>> START DATASET CONTENT
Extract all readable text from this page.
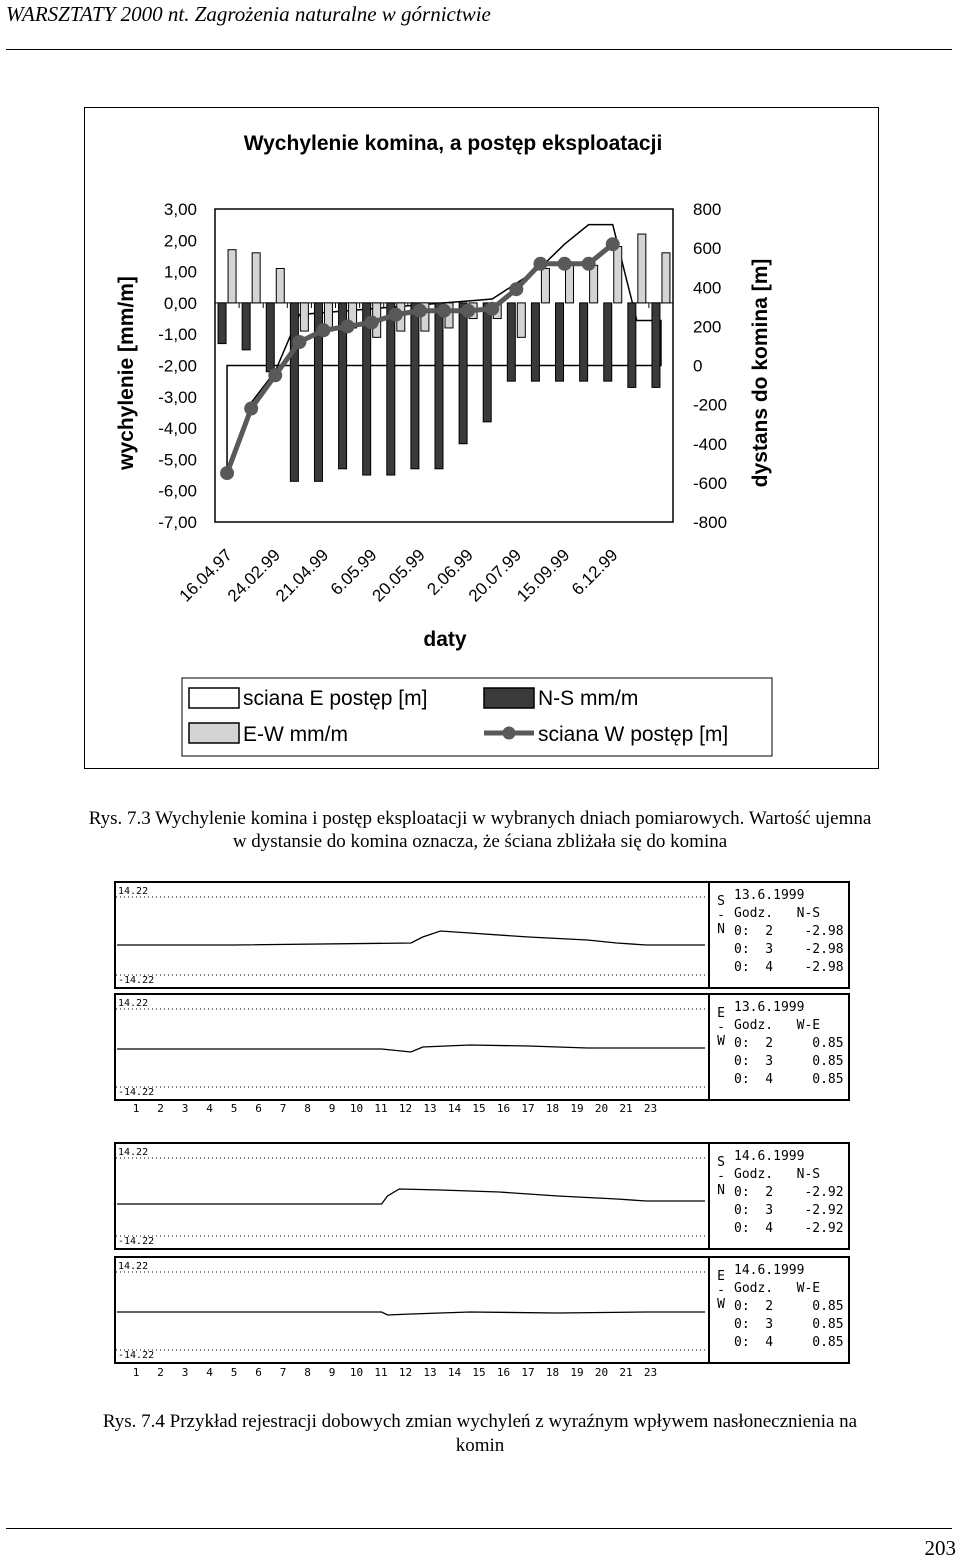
WARSZTATY 2000 nt. Zagrożenia naturalne w górnictwie
Wychylenie komina, a postęp eksploatacji
3,00
2,00
1,00
0,00
-1,00
-2,00
-3,00
-4,00
-5,00
-6,00
-7,00
800
600
400
200
0
-200
-400
-600
-800
wychylenie [mm/m]	dystans do komina [m]
16.04.97
24.02.99
21.04.99
6.05.99
20.05.99
2.06.99
20.07.99
15.09.99
6.12.99
daty
sciana E postęp [m]	N-S mm/m
E-W mm/m	sciana W postęp [m]
Rys. 7.3 Wychylenie komina i postęp eksploatacji w wybranych dniach pomiarowych. Wartość ujemna
w dystansie do komina oznacza, że ściana zbliżała się do komina
14.22
-14.22
S
-
N
13.6.1999
Godz.   N-S
0:  2    -2.98
0:  3    -2.98
0:  4    -2.98
14.22
-14.22
E
-
W
13.6.1999
Godz.   W-E
0:  2     0.85
0:  3     0.85
0:  4     0.85
14.22
-14.22
S
-
N
14.6.1999
Godz.   N-S
0:  2    -2.92
0:  3    -2.92
0:  4    -2.92
14.22
-14.22
E
-
W
14.6.1999
Godz.   W-E
0:  2     0.85
0:  3     0.85
0:  4     0.85
1 2 3 4 5 6 7 8 9 10 11 12 13 14 15 16 17 18 19 20 21 23
1 2 3 4 5 6 7 8 9 10 11 12 13 14 15 16 17 18 19 20 21 23
Rys. 7.4 Przykład rejestracji dobowych zmian wychyleń z wyraźnym wpływem nasłonecznienia na
komin
203
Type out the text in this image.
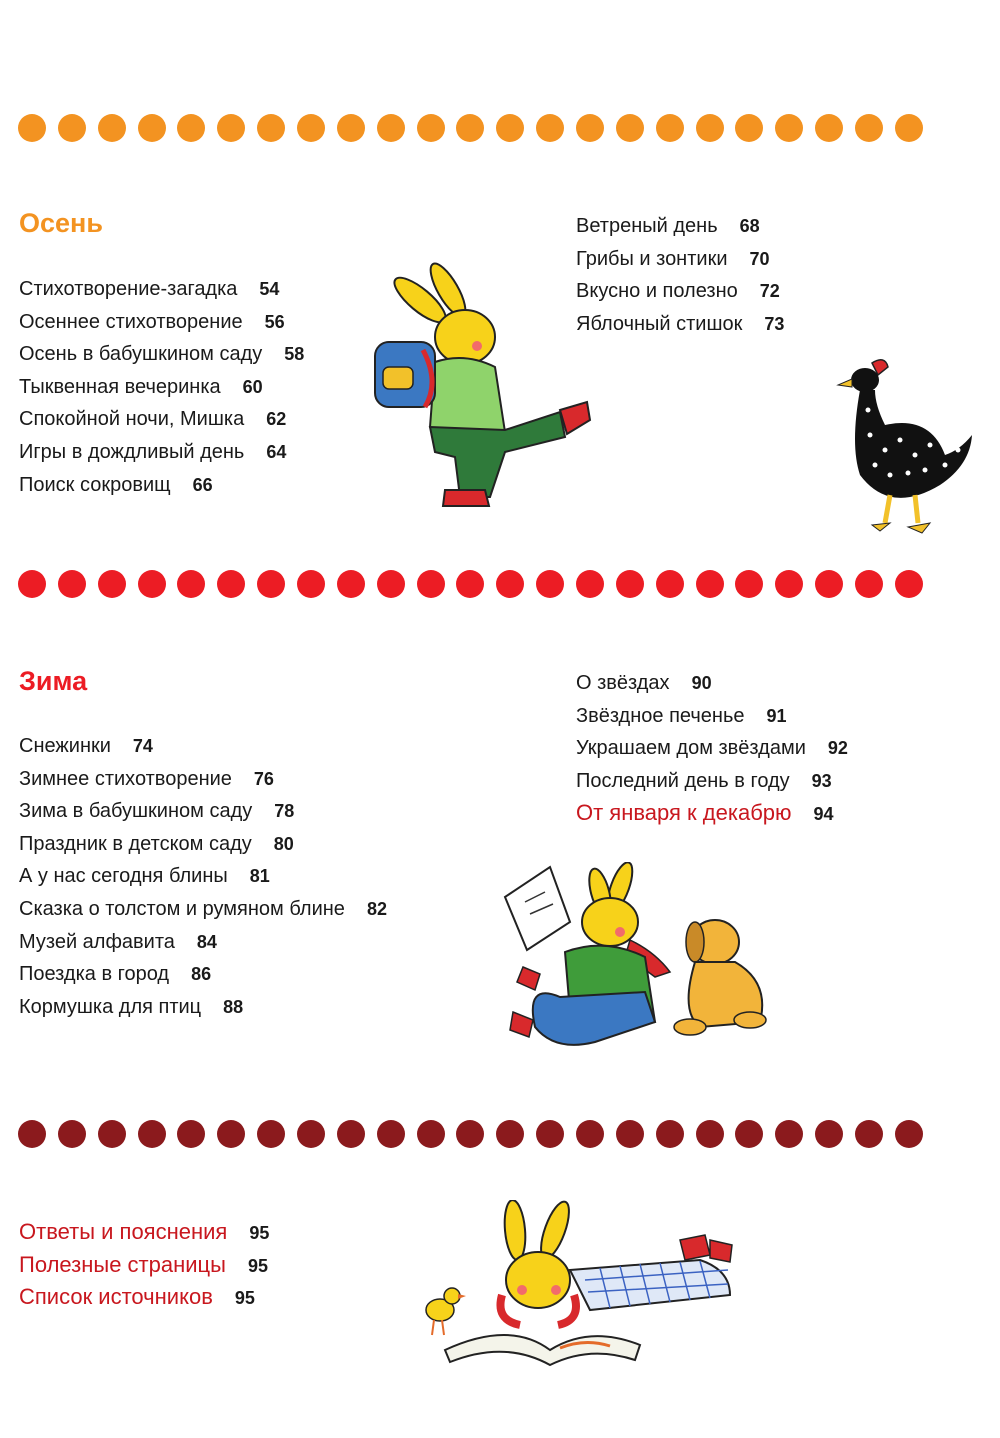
Осень
Стихотворение-загадка 54
Осеннее стихотворение 56
Осень в бабушкином саду 58
Тыквенная вечеринка 60
Спокойной ночи, Мишка 62
Игры в дождливый день 64
Поиск сокровищ 66
Ветреный день 68
Грибы и зонтики 70
Вкусно и полезно 72
Яблочный стишок 73
Зима
Снежинки 74
Зимнее стихотворение 76
Зима в бабушкином саду 78
Праздник в детском саду 80
А у нас сегодня блины 81
Сказка о толстом и румяном блине 82
Музей алфавита 84
Поездка в город 86
Кормушка для птиц 88
О звёздах 90
Звёздное печенье 91
Украшаем дом звёздами 92
Последний день в году 93
От января к декабрю 94
Ответы и пояснения 95
Полезные страницы 95
Список источников 95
>> END DATASET CONTENT
**THE PROBLEM**
Report only the number of lines in the listing that contain the word "sciana".

**WORKED ANSWER**
2